TASK STATEMENT: Give the total number of lines with the word "ISCCP" in them, and no other words.

DATA PROVIDED:
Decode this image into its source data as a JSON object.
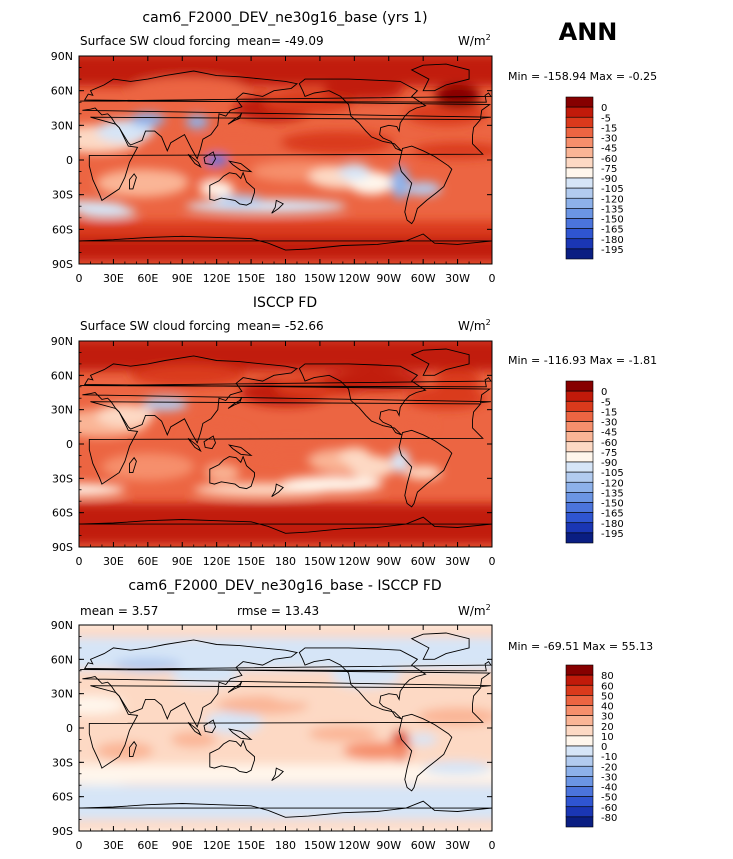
{
  "season": "ANN",
  "colors": {
    "forcing": [
      "#860000",
      "#c11a0a",
      "#da3a1c",
      "#ec6542",
      "#f68f6c",
      "#fab596",
      "#fdd9c4",
      "#fff6ec",
      "#d6e5f7",
      "#b2cbef",
      "#8db1ea",
      "#6b95e4",
      "#4b74dc",
      "#2f55d1",
      "#1a36b4",
      "#0a1e82"
    ],
    "diff": [
      "#860000",
      "#c11a0a",
      "#da3a1c",
      "#ec6542",
      "#f68f6c",
      "#fab596",
      "#fdd9c4",
      "#fff6ec",
      "#d6e5f7",
      "#b2cbef",
      "#8db1ea",
      "#6b95e4",
      "#4b74dc",
      "#2f55d1",
      "#1a36b4",
      "#0a1e82"
    ]
  },
  "chart_data": [
    {
      "type": "heatmap",
      "title": "cam6_F2000_DEV_ne30g16_base (yrs 1)",
      "left_label": "Surface SW cloud forcing",
      "mean_text": "mean= -49.09",
      "units": "W/m²",
      "min_max_text": "Min = -158.94  Max =  -0.25",
      "min": -158.94,
      "max": -0.25,
      "mean": -49.09,
      "x_ticks": [
        "0",
        "30E",
        "60E",
        "90E",
        "120E",
        "150E",
        "180",
        "150W",
        "120W",
        "90W",
        "60W",
        "30W",
        "0"
      ],
      "y_ticks": [
        "90N",
        "60N",
        "30N",
        "0",
        "30S",
        "60S",
        "90S"
      ],
      "colorbar_labels": [
        "0",
        "-5",
        "-15",
        "-30",
        "-45",
        "-60",
        "-75",
        "-90",
        "-105",
        "-120",
        "-135",
        "-150",
        "-165",
        "-180",
        "-195"
      ],
      "colorbar_levels": [
        0,
        -5,
        -15,
        -30,
        -45,
        -60,
        -75,
        -90,
        -105,
        -120,
        -135,
        -150,
        -165,
        -180,
        -195
      ]
    },
    {
      "type": "heatmap",
      "title": "ISCCP FD",
      "left_label": "Surface SW cloud forcing",
      "mean_text": "mean= -52.66",
      "units": "W/m²",
      "min_max_text": "Min = -116.93  Max =  -1.81",
      "min": -116.93,
      "max": -1.81,
      "mean": -52.66,
      "x_ticks": [
        "0",
        "30E",
        "60E",
        "90E",
        "120E",
        "150E",
        "180",
        "150W",
        "120W",
        "90W",
        "60W",
        "30W",
        "0"
      ],
      "y_ticks": [
        "90N",
        "60N",
        "30N",
        "0",
        "30S",
        "60S",
        "90S"
      ],
      "colorbar_labels": [
        "0",
        "-5",
        "-15",
        "-30",
        "-45",
        "-60",
        "-75",
        "-90",
        "-105",
        "-120",
        "-135",
        "-150",
        "-165",
        "-180",
        "-195"
      ],
      "colorbar_levels": [
        0,
        -5,
        -15,
        -30,
        -45,
        -60,
        -75,
        -90,
        -105,
        -120,
        -135,
        -150,
        -165,
        -180,
        -195
      ]
    },
    {
      "type": "heatmap",
      "title": "cam6_F2000_DEV_ne30g16_base - ISCCP FD",
      "mean_text": "mean =    3.57",
      "rmse_text": "rmse =   13.43",
      "units": "W/m²",
      "min_max_text": "Min = -69.51  Max =  55.13",
      "min": -69.51,
      "max": 55.13,
      "mean": 3.57,
      "rmse": 13.43,
      "x_ticks": [
        "0",
        "30E",
        "60E",
        "90E",
        "120E",
        "150E",
        "180",
        "150W",
        "120W",
        "90W",
        "60W",
        "30W",
        "0"
      ],
      "y_ticks": [
        "90N",
        "60N",
        "30N",
        "0",
        "30S",
        "60S",
        "90S"
      ],
      "colorbar_labels": [
        "80",
        "60",
        "50",
        "40",
        "30",
        "20",
        "10",
        "0",
        "-10",
        "-20",
        "-30",
        "-40",
        "-50",
        "-60",
        "-80"
      ],
      "colorbar_levels": [
        80,
        60,
        50,
        40,
        30,
        20,
        10,
        0,
        -10,
        -20,
        -30,
        -40,
        -50,
        -60,
        -80
      ]
    }
  ]
}
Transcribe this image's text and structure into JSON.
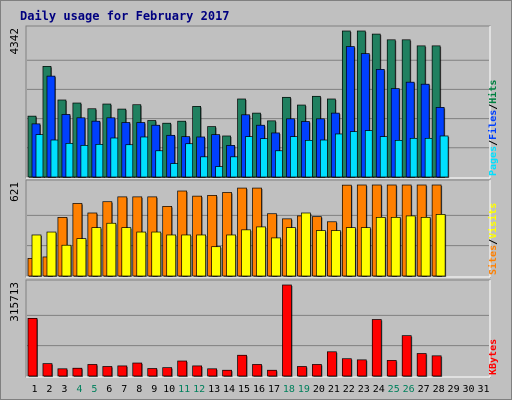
{
  "chart_data": {
    "type": "bar",
    "title": "Daily usage for February 2017",
    "categories": [
      "1",
      "2",
      "3",
      "4",
      "5",
      "6",
      "7",
      "8",
      "9",
      "10",
      "11",
      "12",
      "13",
      "14",
      "15",
      "16",
      "17",
      "18",
      "19",
      "20",
      "21",
      "22",
      "23",
      "24",
      "25",
      "26",
      "27",
      "28",
      "29",
      "30",
      "31"
    ],
    "weekend_days": [
      "4",
      "5",
      "11",
      "12",
      "18",
      "19",
      "25",
      "26"
    ],
    "panels": [
      {
        "name": "hits_files_pages",
        "max_label": "4342",
        "ymax": 4342,
        "legend": [
          {
            "text": "Pages",
            "color": "#00e0ff"
          },
          {
            "text": "/",
            "color": "#000000"
          },
          {
            "text": "Files",
            "color": "#0040ff"
          },
          {
            "text": "/",
            "color": "#000000"
          },
          {
            "text": "Hits",
            "color": "#008040"
          }
        ],
        "series": [
          {
            "name": "Hits",
            "color": "#208060",
            "values": [
              1810,
              3290,
              2290,
              2200,
              2030,
              2170,
              2020,
              2150,
              1680,
              1600,
              1660,
              2100,
              1500,
              1220,
              2320,
              1900,
              1670,
              2370,
              2140,
              2400,
              2320,
              4342,
              4342,
              4250,
              4080,
              4080,
              3900,
              3900,
              null,
              null,
              null
            ]
          },
          {
            "name": "Files",
            "color": "#0040ff",
            "values": [
              1580,
              3000,
              1860,
              1760,
              1660,
              1760,
              1620,
              1620,
              1540,
              1240,
              1200,
              1190,
              1260,
              940,
              1850,
              1540,
              1310,
              1730,
              1650,
              1730,
              1900,
              3880,
              3670,
              3200,
              2630,
              2820,
              2760,
              2070,
              null,
              null,
              null
            ]
          },
          {
            "name": "Pages",
            "color": "#00e0ff",
            "values": [
              1260,
              1100,
              1000,
              940,
              970,
              1160,
              960,
              1190,
              780,
              400,
              990,
              600,
              310,
              600,
              1200,
              1140,
              780,
              1200,
              1090,
              1100,
              1280,
              1350,
              1380,
              1200,
              1090,
              1150,
              1150,
              1220,
              null,
              null,
              null
            ]
          }
        ]
      },
      {
        "name": "visits_sites",
        "max_label": "621",
        "ymax": 621,
        "legend": [
          {
            "text": "Sites",
            "color": "#ff8000"
          },
          {
            "text": "/",
            "color": "#000000"
          },
          {
            "text": "Visits",
            "color": "#ffff00"
          }
        ],
        "series": [
          {
            "name": "Visits",
            "color": "#ff8000",
            "values": [
              120,
              130,
              400,
              495,
              430,
              507,
              540,
              540,
              540,
              475,
              580,
              545,
              550,
              570,
              600,
              600,
              425,
              390,
              410,
              405,
              370,
              620,
              621,
              621,
              621,
              621,
              621,
              621,
              null,
              null,
              null
            ]
          },
          {
            "name": "Sites",
            "color": "#ffff00",
            "values": [
              280,
              300,
              210,
              255,
              330,
              360,
              330,
              300,
              300,
              280,
              280,
              280,
              200,
              280,
              315,
              335,
              260,
              330,
              430,
              310,
              310,
              330,
              330,
              400,
              400,
              410,
              400,
              420,
              null,
              null,
              null
            ]
          }
        ]
      },
      {
        "name": "kbytes",
        "max_label": "315713",
        "ymax": 315713,
        "legend": [
          {
            "text": "KBytes",
            "color": "#ff0000"
          }
        ],
        "series": [
          {
            "name": "KBytes",
            "color": "#ff0000",
            "values": [
              200000,
              43000,
              25000,
              27000,
              40000,
              33000,
              35000,
              45000,
              26000,
              29000,
              52000,
              35000,
              25000,
              20000,
              72000,
              40000,
              20000,
              315713,
              33000,
              40000,
              84000,
              60000,
              56000,
              196000,
              54000,
              140000,
              78000,
              70000,
              null,
              null,
              null
            ]
          }
        ]
      }
    ],
    "xlim": [
      1,
      31
    ]
  },
  "colors": {
    "background": "#c0c0c0",
    "panel_background": "#c0c0c0",
    "gridline": "#808080",
    "weekday_label": "#000000",
    "weekend_label": "#00805c"
  }
}
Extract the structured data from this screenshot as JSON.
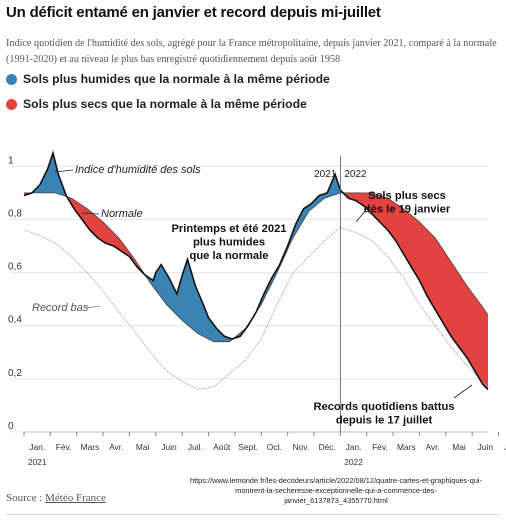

ANSWER: 2